### THE EXERCISE
Tally each line where the word "this" occurs, then give only the total.

☆ ☆ ☆ ☆

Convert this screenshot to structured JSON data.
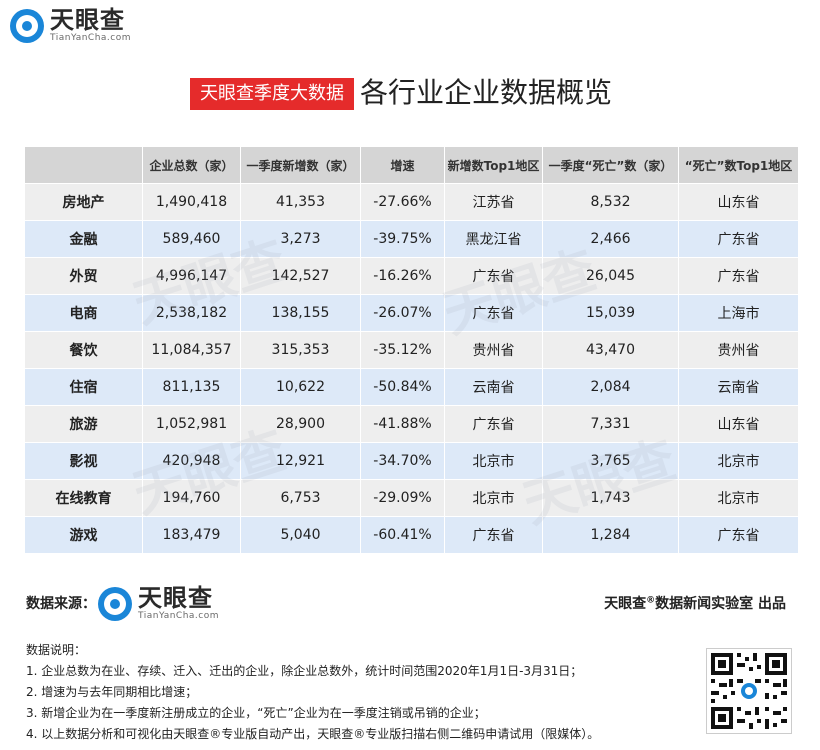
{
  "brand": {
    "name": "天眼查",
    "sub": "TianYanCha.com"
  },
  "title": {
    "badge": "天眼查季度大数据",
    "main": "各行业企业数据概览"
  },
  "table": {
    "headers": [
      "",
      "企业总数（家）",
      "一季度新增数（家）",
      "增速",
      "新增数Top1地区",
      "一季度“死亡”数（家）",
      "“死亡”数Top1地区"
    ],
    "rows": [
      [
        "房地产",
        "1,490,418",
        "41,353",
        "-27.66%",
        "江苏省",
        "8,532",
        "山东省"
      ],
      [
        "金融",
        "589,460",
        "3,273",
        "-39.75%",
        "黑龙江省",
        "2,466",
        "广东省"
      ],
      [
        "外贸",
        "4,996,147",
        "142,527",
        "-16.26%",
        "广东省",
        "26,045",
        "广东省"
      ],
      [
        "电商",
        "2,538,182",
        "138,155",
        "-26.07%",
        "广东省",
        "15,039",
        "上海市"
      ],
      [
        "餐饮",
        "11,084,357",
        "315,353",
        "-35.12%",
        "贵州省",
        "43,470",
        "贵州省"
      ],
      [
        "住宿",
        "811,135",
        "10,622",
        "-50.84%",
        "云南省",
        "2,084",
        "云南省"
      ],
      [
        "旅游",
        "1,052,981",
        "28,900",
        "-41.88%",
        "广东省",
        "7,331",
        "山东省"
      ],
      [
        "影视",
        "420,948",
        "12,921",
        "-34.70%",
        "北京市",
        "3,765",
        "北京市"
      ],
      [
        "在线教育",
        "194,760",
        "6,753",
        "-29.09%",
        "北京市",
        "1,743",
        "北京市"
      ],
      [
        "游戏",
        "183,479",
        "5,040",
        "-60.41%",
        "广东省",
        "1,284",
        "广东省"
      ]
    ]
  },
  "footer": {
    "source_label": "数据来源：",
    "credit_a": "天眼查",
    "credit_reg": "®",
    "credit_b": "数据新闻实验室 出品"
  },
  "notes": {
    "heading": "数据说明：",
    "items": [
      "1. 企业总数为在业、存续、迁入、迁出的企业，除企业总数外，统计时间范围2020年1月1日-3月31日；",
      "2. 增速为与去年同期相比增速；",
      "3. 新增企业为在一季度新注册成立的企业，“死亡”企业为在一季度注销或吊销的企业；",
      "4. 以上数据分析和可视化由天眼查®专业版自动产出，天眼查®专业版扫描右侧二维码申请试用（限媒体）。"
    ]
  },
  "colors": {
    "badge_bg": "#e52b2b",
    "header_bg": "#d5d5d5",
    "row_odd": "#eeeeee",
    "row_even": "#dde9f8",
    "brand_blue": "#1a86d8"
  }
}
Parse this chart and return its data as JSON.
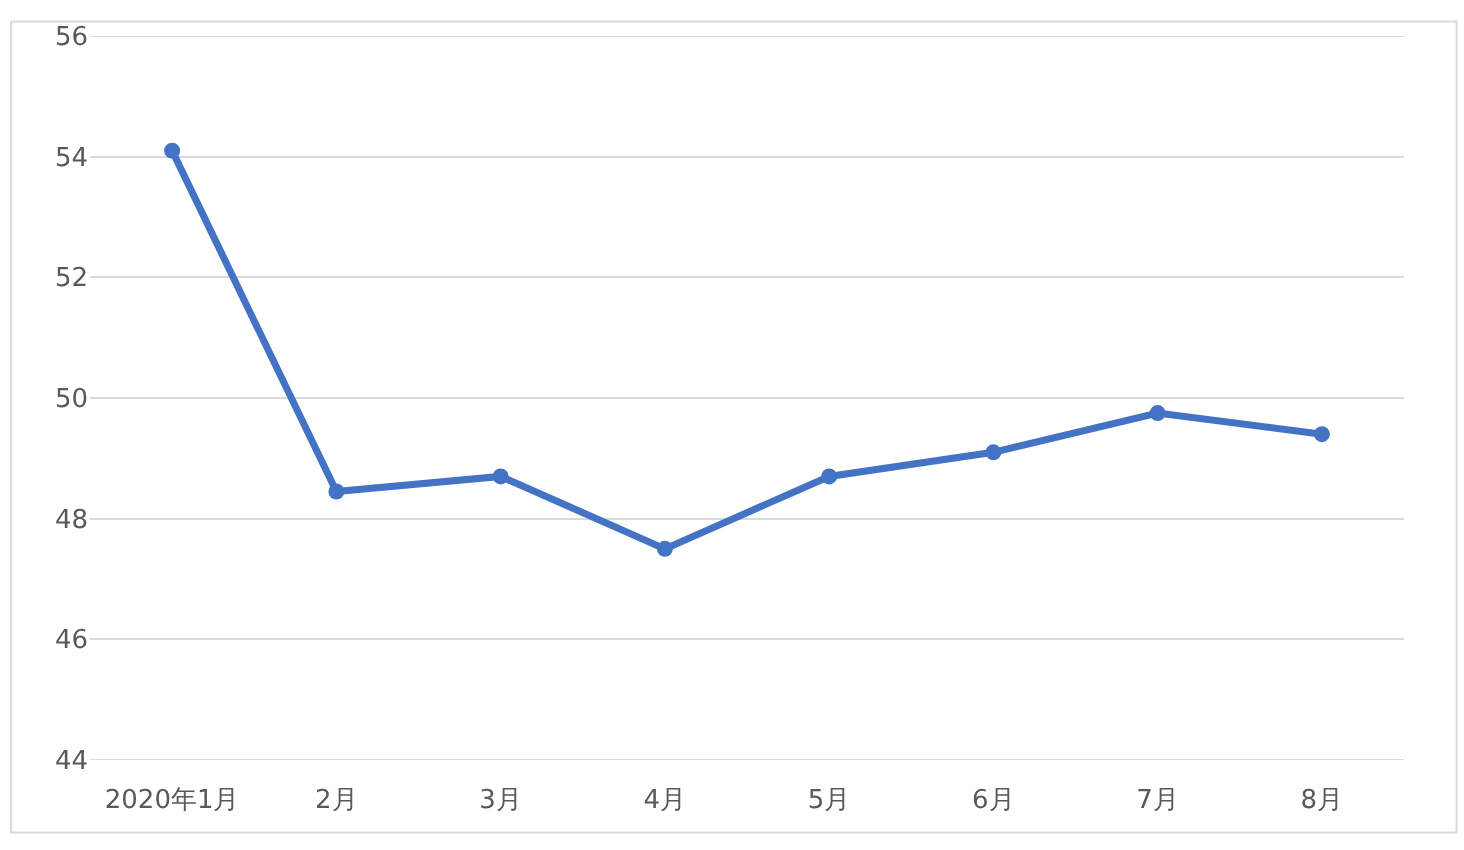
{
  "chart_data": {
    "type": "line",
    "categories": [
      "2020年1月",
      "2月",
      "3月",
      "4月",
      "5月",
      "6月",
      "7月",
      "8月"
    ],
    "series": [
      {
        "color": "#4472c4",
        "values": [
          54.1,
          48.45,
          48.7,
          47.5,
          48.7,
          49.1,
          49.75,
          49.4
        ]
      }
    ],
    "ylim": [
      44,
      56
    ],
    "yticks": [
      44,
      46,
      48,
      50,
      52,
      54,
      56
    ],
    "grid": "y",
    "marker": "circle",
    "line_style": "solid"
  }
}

☆ ☆ ☆ ☆

### CORRECT ANSWER
2